» **YOUR ASSIGNMENT**
Set the following entries down again exactly, line by line.

------ SOURCE MATERIAL

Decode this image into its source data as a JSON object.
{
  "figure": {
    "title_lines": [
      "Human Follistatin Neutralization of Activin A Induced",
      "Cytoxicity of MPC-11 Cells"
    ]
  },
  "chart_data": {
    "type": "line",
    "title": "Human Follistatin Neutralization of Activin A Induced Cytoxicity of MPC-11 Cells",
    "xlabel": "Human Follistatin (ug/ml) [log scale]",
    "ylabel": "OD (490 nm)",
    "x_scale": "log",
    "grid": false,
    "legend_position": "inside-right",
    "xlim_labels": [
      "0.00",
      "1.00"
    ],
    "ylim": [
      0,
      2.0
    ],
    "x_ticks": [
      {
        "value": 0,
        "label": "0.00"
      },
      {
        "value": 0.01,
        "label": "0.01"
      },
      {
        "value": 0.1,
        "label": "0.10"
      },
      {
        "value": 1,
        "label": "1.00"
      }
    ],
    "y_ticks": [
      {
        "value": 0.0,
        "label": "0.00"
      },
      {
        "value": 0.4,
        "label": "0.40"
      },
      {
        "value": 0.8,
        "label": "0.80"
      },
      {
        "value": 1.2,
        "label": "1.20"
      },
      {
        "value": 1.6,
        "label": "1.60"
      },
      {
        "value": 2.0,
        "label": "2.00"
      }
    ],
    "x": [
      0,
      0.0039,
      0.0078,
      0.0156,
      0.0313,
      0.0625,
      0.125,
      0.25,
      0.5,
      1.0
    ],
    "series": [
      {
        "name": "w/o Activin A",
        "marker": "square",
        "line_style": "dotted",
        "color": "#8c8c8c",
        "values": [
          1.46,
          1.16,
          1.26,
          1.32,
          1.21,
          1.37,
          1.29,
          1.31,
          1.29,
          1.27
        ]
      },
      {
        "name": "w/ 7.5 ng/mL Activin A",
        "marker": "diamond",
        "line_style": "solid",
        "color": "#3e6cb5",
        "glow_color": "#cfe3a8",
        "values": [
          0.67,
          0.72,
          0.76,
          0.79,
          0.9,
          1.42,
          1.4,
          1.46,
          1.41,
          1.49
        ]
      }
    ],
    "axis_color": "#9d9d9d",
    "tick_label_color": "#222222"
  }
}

------------

» **YOUR RESPONSE**
Decode this image into its source data as a JSON object.
{
  "figure": {
    "title_lines": [
      "Human Follistatin Neutralization of Activin A Induced",
      "Cytoxicity of MPC-11 Cells"
    ]
  },
  "chart_data": {
    "type": "line",
    "title": "Human Follistatin Neutralization of Activin A Induced Cytoxicity of MPC-11 Cells",
    "xlabel": "Human Follistatin (ug/ml) [log scale]",
    "ylabel": "OD (490 nm)",
    "x_scale": "log",
    "grid": false,
    "legend_position": "inside-right",
    "xlim_labels": [
      "0.00",
      "1.00"
    ],
    "ylim": [
      0,
      2.0
    ],
    "x_ticks": [
      {
        "value": 0,
        "label": "0.00"
      },
      {
        "value": 0.01,
        "label": "0.01"
      },
      {
        "value": 0.1,
        "label": "0.10"
      },
      {
        "value": 1,
        "label": "1.00"
      }
    ],
    "y_ticks": [
      {
        "value": 0.0,
        "label": "0.00"
      },
      {
        "value": 0.4,
        "label": "0.40"
      },
      {
        "value": 0.8,
        "label": "0.80"
      },
      {
        "value": 1.2,
        "label": "1.20"
      },
      {
        "value": 1.6,
        "label": "1.60"
      },
      {
        "value": 2.0,
        "label": "2.00"
      }
    ],
    "x": [
      0,
      0.0039,
      0.0078,
      0.0156,
      0.0313,
      0.0625,
      0.125,
      0.25,
      0.5,
      1.0
    ],
    "series": [
      {
        "name": "w/o Activin A",
        "marker": "square",
        "line_style": "dotted",
        "color": "#8c8c8c",
        "values": [
          1.46,
          1.16,
          1.26,
          1.32,
          1.21,
          1.37,
          1.29,
          1.31,
          1.29,
          1.27
        ]
      },
      {
        "name": "w/ 7.5 ng/mL Activin A",
        "marker": "diamond",
        "line_style": "solid",
        "color": "#3e6cb5",
        "glow_color": "#cfe3a8",
        "values": [
          0.67,
          0.72,
          0.76,
          0.79,
          0.9,
          1.42,
          1.4,
          1.46,
          1.41,
          1.49
        ]
      }
    ],
    "axis_color": "#9d9d9d",
    "tick_label_color": "#222222"
  }
}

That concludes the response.